▶ _WHAT YOU ARE ASKED TO DO_
Please restate the following records word for word.
------------------------------
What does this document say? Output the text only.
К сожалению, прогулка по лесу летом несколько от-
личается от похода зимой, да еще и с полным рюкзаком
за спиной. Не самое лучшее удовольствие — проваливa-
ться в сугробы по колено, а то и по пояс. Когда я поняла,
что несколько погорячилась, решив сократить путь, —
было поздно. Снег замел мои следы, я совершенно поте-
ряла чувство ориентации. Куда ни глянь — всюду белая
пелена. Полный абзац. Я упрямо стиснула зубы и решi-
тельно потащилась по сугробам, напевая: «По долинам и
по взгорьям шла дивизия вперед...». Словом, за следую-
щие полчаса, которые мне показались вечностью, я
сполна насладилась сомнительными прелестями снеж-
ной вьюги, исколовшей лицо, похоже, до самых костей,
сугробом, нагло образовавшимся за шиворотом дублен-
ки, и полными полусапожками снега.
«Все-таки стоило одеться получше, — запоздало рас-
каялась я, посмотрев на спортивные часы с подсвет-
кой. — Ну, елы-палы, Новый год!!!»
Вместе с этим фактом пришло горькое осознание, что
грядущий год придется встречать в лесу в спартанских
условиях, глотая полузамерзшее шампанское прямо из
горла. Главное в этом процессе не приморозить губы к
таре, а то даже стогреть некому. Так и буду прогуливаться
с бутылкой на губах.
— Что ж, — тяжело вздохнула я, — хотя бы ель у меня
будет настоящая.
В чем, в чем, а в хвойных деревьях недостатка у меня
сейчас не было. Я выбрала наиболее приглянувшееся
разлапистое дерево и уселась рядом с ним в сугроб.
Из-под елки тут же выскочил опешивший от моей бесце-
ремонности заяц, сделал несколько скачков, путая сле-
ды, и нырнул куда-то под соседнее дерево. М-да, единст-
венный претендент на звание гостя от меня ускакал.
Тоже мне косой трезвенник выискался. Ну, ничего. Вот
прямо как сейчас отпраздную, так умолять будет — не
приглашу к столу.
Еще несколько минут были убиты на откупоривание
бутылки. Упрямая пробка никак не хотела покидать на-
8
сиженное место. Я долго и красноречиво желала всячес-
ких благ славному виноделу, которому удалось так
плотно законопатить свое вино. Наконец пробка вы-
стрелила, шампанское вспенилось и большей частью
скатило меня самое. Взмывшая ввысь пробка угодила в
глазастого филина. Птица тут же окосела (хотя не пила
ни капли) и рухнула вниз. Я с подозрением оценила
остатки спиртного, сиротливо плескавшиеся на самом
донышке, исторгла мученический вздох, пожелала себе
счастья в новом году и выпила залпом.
------------------------------
▶ _FINAL RESULT_
What does this document say? Output the text only.
К сожалению, прогулка по лесу летом несколько от-
личается от похода зимой, да еще и с полным рюкзаком
за спиной. Не самое лучшее удовольствие — проваливa-
ться в сугробы по колено, а то и по пояс. Когда я поняла,
что несколько погорячилась, решив сократить путь, —
было поздно. Снег замел мои следы, я совершенно поте-
ряла чувство ориентации. Куда ни глянь — всюду белая
пелена. Полный абзац. Я упрямо стиснула зубы и решi-
тельно потащилась по сугробам, напевая: «По долинам и
по взгорьям шла дивизия вперед...». Словом, за следую-
щие полчаса, которые мне показались вечностью, я
сполна насладилась сомнительными прелестями снеж-
ной вьюги, исколовшей лицо, похоже, до самых костей,
сугробом, нагло образовавшимся за шиворотом дублен-
ки, и полными полусапожками снега.
«Все-таки стоило одеться получше, — запоздало рас-
каялась я, посмотрев на спортивные часы с подсвет-
кой. — Ну, елы-палы, Новый год!!!»
Вместе с этим фактом пришло горькое осознание, что
грядущий год придется встречать в лесу в спартанских
условиях, глотая полузамерзшее шампанское прямо из
горла. Главное в этом процессе не приморозить губы к
таре, а то даже стогреть некому. Так и буду прогуливаться
с бутылкой на губах.
— Что ж, — тяжело вздохнула я, — хотя бы ель у меня
будет настоящая.
В чем, в чем, а в хвойных деревьях недостатка у меня
сейчас не было. Я выбрала наиболее приглянувшееся
разлапистое дерево и уселась рядом с ним в сугроб.
Из-под елки тут же выскочил опешивший от моей бесце-
ремонности заяц, сделал несколько скачков, путая сле-
ды, и нырнул куда-то под соседнее дерево. М-да, единст-
венный претендент на звание гостя от меня ускакал.
Тоже мне косой трезвенник выискался. Ну, ничего. Вот
прямо как сейчас отпраздную, так умолять будет — не
приглашу к столу.
Еще несколько минут были убиты на откупоривание
бутылки. Упрямая пробка никак не хотела покидать на-
8
сиженное место. Я долго и красноречиво желала всячес-
ких благ славному виноделу, которому удалось так
плотно законопатить свое вино. Наконец пробка вы-
стрелила, шампанское вспенилось и большей частью
скатило меня самое. Взмывшая ввысь пробка угодила в
глазастого филина. Птица тут же окосела (хотя не пила
ни капли) и рухнула вниз. Я с подозрением оценила
остатки спиртного, сиротливо плескавшиеся на самом
донышке, исторгла мученический вздох, пожелала себе
счастья в новом году и выпила залпом.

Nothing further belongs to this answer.